• _EXERCISE_: Pictures should be excluded; otherwise, copy every entry exactly.

• _DATA IN THIS EXERCISE_:
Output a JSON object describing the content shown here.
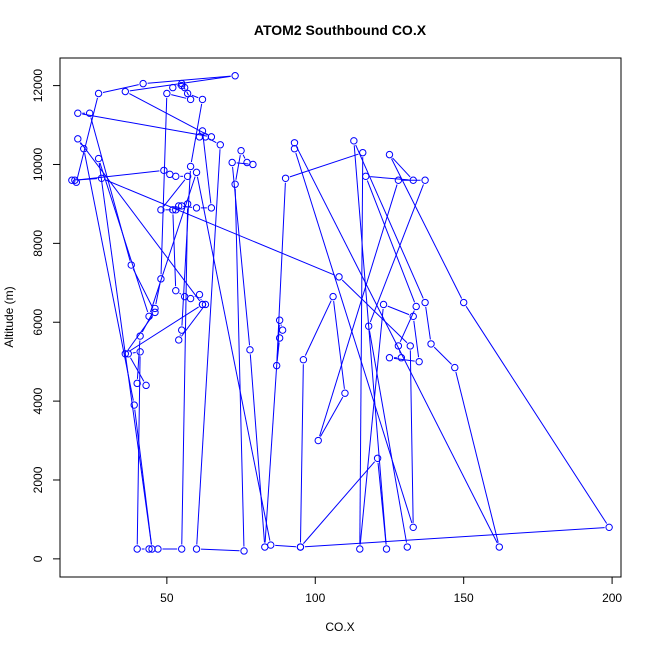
{
  "chart_data": {
    "type": "line",
    "title": "ATOM2 Southbound CO.X",
    "xlabel": "CO.X",
    "ylabel": "Altitude (m)",
    "xlim": [
      14,
      203
    ],
    "ylim": [
      -460,
      12700
    ],
    "xticks": [
      50,
      100,
      150,
      200
    ],
    "yticks": [
      0,
      2000,
      4000,
      6000,
      8000,
      10000,
      12000
    ],
    "series_color": "#0000ff",
    "marker": "open-circle",
    "grid": false,
    "x": [
      19.5,
      27,
      42,
      73,
      36,
      65,
      20,
      24,
      38,
      46,
      36,
      62,
      20,
      22,
      39,
      45,
      27,
      44,
      60,
      85,
      95,
      121,
      124,
      113,
      137,
      139,
      147,
      162,
      93,
      93,
      133,
      132,
      108,
      28,
      18,
      19,
      49,
      51,
      53,
      57,
      48,
      53,
      52,
      53,
      56,
      58,
      61,
      62,
      63,
      54,
      55,
      58,
      62,
      57,
      55,
      52,
      55,
      56,
      58,
      50,
      48,
      46,
      41,
      40,
      43,
      37,
      41,
      40,
      44,
      47,
      55,
      57,
      55,
      54,
      60,
      65,
      62,
      61,
      63,
      68,
      60,
      76,
      73,
      75,
      77,
      79,
      72,
      78,
      83,
      88,
      89,
      88,
      87,
      90,
      116,
      115,
      123,
      133,
      135,
      125,
      129,
      128,
      134,
      117,
      133,
      125,
      150,
      199,
      95,
      96,
      106,
      110,
      101,
      128,
      137,
      118,
      131
    ],
    "y": [
      9550,
      11800,
      12050,
      12250,
      11850,
      10700,
      11300,
      11300,
      7450,
      6250,
      5200,
      6450,
      10650,
      10400,
      3900,
      250,
      10150,
      6150,
      9800,
      350,
      300,
      2550,
      250,
      10600,
      6500,
      5450,
      4850,
      300,
      10550,
      10400,
      800,
      5400,
      7150,
      9650,
      9600,
      9600,
      9850,
      9750,
      9700,
      9700,
      8850,
      8850,
      8850,
      6800,
      6650,
      6600,
      6700,
      6450,
      6450,
      5550,
      5800,
      9950,
      11650,
      11800,
      12050,
      11950,
      12000,
      11950,
      11650,
      11800,
      7100,
      6350,
      5650,
      4450,
      4400,
      5200,
      5250,
      250,
      250,
      250,
      250,
      9000,
      8950,
      8950,
      8900,
      8900,
      10850,
      10700,
      10700,
      10500,
      250,
      200,
      9500,
      10350,
      10050,
      10000,
      10050,
      5300,
      300,
      6050,
      5800,
      5600,
      4900,
      9650,
      10300,
      250,
      6450,
      6150,
      5000,
      5100,
      5100,
      5400,
      6400,
      9700,
      9600,
      10250,
      6500,
      800,
      300,
      5050,
      6650,
      4200,
      3000,
      9600,
      9600,
      5900,
      300
    ]
  }
}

• _FINAL RESULT_:
Output a JSON object describing the content shown here.
{
  "chart_data": {
    "type": "line",
    "title": "ATOM2 Southbound CO.X",
    "xlabel": "CO.X",
    "ylabel": "Altitude (m)",
    "xlim": [
      14,
      203
    ],
    "ylim": [
      -460,
      12700
    ],
    "xticks": [
      50,
      100,
      150,
      200
    ],
    "yticks": [
      0,
      2000,
      4000,
      6000,
      8000,
      10000,
      12000
    ],
    "series_color": "#0000ff",
    "marker": "open-circle",
    "grid": false,
    "x": [
      19.5,
      27,
      42,
      73,
      36,
      65,
      20,
      24,
      38,
      46,
      36,
      62,
      20,
      22,
      39,
      45,
      27,
      44,
      60,
      85,
      95,
      121,
      124,
      113,
      137,
      139,
      147,
      162,
      93,
      93,
      133,
      132,
      108,
      28,
      18,
      19,
      49,
      51,
      53,
      57,
      48,
      53,
      52,
      53,
      56,
      58,
      61,
      62,
      63,
      54,
      55,
      58,
      62,
      57,
      55,
      52,
      55,
      56,
      58,
      50,
      48,
      46,
      41,
      40,
      43,
      37,
      41,
      40,
      44,
      47,
      55,
      57,
      55,
      54,
      60,
      65,
      62,
      61,
      63,
      68,
      60,
      76,
      73,
      75,
      77,
      79,
      72,
      78,
      83,
      88,
      89,
      88,
      87,
      90,
      116,
      115,
      123,
      133,
      135,
      125,
      129,
      128,
      134,
      117,
      133,
      125,
      150,
      199,
      95,
      96,
      106,
      110,
      101,
      128,
      137,
      118,
      131
    ],
    "y": [
      9550,
      11800,
      12050,
      12250,
      11850,
      10700,
      11300,
      11300,
      7450,
      6250,
      5200,
      6450,
      10650,
      10400,
      3900,
      250,
      10150,
      6150,
      9800,
      350,
      300,
      2550,
      250,
      10600,
      6500,
      5450,
      4850,
      300,
      10550,
      10400,
      800,
      5400,
      7150,
      9650,
      9600,
      9600,
      9850,
      9750,
      9700,
      9700,
      8850,
      8850,
      8850,
      6800,
      6650,
      6600,
      6700,
      6450,
      6450,
      5550,
      5800,
      9950,
      11650,
      11800,
      12050,
      11950,
      12000,
      11950,
      11650,
      11800,
      7100,
      6350,
      5650,
      4450,
      4400,
      5200,
      5250,
      250,
      250,
      250,
      250,
      9000,
      8950,
      8950,
      8900,
      8900,
      10850,
      10700,
      10700,
      10500,
      250,
      200,
      9500,
      10350,
      10050,
      10000,
      10050,
      5300,
      300,
      6050,
      5800,
      5600,
      4900,
      9650,
      10300,
      250,
      6450,
      6150,
      5000,
      5100,
      5100,
      5400,
      6400,
      9700,
      9600,
      10250,
      6500,
      800,
      300,
      5050,
      6650,
      4200,
      3000,
      9600,
      9600,
      5900,
      300
    ]
  }
}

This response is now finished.